Report how many lines of the following entries include the string "should"; respond with the number alone.
_ _ _ _
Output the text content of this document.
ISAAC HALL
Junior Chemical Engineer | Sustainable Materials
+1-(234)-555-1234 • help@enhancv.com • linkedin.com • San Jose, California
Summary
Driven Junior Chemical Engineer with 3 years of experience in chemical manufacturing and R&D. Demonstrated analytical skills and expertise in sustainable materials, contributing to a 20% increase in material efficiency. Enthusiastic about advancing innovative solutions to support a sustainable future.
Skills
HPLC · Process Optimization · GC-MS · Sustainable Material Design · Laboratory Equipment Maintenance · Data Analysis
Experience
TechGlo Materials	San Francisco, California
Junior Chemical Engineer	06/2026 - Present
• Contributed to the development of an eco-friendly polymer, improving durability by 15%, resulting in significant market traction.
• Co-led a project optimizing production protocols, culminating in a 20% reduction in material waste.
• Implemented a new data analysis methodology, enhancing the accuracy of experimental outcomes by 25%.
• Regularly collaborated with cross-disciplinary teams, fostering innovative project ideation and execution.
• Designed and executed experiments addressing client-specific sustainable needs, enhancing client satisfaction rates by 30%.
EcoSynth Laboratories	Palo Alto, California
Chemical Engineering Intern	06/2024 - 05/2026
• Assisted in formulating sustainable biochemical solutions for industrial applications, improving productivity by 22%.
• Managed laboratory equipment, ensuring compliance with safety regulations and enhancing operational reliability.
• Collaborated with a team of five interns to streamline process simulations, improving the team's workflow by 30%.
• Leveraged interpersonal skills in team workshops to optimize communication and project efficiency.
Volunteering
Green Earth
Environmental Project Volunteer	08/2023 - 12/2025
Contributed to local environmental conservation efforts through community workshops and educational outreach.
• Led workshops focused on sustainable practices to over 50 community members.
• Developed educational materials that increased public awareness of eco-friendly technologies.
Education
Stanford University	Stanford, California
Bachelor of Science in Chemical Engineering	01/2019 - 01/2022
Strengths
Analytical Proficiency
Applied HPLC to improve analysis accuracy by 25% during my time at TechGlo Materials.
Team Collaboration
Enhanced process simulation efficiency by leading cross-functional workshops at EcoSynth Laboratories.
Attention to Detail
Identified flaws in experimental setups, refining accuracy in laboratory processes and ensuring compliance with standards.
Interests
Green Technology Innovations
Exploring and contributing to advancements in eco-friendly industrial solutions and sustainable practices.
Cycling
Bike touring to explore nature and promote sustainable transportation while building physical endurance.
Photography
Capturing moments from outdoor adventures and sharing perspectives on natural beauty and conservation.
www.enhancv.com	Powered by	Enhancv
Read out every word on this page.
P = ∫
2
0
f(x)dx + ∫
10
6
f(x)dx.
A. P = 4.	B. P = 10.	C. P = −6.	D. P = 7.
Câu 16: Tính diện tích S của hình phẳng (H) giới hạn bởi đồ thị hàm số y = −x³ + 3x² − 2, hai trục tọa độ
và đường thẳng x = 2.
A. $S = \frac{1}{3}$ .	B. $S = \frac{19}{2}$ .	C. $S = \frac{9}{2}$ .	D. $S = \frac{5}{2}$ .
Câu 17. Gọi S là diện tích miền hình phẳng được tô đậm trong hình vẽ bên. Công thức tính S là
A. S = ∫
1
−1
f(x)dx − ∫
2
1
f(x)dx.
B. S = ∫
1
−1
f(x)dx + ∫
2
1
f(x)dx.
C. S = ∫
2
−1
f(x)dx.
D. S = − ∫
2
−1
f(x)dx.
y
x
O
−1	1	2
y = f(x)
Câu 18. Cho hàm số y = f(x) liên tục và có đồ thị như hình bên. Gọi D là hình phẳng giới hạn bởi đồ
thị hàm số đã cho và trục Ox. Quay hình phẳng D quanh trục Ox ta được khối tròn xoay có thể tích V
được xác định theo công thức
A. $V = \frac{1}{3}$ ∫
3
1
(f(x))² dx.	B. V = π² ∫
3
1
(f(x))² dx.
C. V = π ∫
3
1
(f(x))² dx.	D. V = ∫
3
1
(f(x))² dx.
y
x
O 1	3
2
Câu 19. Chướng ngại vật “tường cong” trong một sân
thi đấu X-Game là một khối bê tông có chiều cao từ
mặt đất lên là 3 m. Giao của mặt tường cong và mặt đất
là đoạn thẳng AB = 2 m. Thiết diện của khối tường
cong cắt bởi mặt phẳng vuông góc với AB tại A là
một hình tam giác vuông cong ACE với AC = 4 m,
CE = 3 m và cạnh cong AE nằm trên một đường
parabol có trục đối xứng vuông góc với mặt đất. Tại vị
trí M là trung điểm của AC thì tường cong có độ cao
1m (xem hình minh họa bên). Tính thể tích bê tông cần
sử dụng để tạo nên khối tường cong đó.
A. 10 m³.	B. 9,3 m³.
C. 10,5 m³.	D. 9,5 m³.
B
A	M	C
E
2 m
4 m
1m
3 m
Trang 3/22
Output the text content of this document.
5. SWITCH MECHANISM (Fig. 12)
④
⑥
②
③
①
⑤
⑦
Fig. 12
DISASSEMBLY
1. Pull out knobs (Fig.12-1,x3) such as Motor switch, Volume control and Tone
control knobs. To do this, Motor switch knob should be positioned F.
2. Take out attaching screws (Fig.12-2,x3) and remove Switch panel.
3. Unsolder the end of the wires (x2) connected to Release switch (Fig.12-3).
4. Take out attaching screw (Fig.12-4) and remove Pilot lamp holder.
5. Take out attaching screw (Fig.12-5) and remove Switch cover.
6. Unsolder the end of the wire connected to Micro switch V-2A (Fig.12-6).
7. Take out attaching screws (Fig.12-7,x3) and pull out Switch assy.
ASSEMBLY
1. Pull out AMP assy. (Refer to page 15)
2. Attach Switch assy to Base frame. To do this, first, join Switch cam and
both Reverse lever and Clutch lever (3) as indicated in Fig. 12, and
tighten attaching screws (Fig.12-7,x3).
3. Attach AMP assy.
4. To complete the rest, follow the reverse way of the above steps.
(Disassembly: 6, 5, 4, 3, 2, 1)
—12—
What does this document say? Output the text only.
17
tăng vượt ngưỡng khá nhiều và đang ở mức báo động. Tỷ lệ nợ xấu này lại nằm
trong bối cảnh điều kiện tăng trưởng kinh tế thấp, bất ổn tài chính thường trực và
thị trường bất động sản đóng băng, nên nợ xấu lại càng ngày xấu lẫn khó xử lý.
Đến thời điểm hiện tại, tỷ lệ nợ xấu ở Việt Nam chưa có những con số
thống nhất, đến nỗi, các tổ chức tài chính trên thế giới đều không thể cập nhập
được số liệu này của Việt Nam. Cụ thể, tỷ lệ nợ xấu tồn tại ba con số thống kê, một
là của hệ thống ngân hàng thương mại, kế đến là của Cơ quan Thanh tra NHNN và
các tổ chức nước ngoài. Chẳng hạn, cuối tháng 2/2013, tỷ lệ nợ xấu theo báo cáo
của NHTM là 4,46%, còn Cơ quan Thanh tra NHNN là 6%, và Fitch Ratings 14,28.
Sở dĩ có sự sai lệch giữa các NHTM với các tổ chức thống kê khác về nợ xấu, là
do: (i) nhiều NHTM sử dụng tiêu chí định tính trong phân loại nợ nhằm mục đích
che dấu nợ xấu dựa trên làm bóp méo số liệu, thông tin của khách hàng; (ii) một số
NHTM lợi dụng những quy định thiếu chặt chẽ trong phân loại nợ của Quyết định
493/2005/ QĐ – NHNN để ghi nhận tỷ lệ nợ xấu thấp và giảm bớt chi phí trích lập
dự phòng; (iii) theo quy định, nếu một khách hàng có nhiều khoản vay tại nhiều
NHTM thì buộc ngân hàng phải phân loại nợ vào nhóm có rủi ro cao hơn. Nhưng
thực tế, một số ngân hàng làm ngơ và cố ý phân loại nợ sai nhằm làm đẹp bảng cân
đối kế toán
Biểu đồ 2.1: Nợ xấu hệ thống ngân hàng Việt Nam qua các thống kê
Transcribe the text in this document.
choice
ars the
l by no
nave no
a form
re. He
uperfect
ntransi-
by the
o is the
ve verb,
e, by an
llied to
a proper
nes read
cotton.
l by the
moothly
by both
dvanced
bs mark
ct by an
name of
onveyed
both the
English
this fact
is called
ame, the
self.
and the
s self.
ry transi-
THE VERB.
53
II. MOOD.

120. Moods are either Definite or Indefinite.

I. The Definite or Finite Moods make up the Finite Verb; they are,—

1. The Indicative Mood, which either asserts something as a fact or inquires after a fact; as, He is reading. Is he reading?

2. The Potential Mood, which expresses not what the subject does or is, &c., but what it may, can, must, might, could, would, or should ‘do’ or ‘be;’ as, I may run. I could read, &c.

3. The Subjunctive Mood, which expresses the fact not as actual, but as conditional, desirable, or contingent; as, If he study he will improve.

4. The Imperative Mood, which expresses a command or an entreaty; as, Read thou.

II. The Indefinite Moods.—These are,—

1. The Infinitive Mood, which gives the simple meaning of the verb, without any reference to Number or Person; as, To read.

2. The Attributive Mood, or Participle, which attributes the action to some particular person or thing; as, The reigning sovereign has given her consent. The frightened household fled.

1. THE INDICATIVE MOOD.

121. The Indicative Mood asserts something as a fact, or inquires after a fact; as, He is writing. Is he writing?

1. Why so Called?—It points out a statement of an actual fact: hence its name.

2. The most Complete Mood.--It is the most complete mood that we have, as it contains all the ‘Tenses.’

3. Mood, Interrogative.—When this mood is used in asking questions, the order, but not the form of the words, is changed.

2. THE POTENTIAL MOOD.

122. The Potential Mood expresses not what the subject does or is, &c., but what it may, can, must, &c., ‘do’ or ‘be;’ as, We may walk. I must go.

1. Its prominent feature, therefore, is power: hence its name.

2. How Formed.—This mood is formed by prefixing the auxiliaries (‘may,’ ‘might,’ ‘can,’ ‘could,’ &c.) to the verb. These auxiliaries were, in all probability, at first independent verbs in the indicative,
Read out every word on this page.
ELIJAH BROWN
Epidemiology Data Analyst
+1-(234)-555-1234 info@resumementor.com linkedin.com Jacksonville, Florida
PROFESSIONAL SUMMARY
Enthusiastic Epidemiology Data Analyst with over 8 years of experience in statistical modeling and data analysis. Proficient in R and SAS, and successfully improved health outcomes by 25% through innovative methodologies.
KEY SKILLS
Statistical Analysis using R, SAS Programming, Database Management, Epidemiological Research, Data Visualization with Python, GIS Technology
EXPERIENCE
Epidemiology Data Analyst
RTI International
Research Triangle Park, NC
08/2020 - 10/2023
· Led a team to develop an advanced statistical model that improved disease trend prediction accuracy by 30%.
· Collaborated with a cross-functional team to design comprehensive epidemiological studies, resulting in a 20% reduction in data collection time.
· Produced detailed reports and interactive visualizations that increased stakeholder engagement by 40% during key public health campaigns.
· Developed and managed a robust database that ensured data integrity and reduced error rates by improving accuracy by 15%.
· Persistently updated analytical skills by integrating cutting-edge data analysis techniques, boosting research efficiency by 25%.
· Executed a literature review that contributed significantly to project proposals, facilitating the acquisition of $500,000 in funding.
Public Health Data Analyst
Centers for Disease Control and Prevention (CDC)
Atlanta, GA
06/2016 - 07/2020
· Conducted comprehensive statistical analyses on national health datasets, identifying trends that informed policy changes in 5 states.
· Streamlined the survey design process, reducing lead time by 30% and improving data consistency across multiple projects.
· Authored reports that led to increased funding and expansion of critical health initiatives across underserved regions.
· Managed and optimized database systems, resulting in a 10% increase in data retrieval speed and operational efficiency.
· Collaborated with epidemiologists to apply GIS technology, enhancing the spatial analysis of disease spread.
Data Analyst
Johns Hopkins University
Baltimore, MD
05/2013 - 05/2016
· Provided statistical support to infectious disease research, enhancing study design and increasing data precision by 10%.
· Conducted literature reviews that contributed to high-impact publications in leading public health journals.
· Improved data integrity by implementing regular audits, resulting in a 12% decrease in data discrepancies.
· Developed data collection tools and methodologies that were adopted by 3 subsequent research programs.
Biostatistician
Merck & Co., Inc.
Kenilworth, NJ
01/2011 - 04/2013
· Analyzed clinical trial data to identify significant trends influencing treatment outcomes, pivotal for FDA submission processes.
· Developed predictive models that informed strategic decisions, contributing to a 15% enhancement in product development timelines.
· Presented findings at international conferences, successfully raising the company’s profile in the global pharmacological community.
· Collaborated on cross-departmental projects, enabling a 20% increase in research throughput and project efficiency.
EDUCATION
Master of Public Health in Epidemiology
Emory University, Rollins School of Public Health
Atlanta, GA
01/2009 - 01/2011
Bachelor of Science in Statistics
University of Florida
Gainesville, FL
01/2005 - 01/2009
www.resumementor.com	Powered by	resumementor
_ _ _ _
OUTPUT OF THE EXERCISE → 2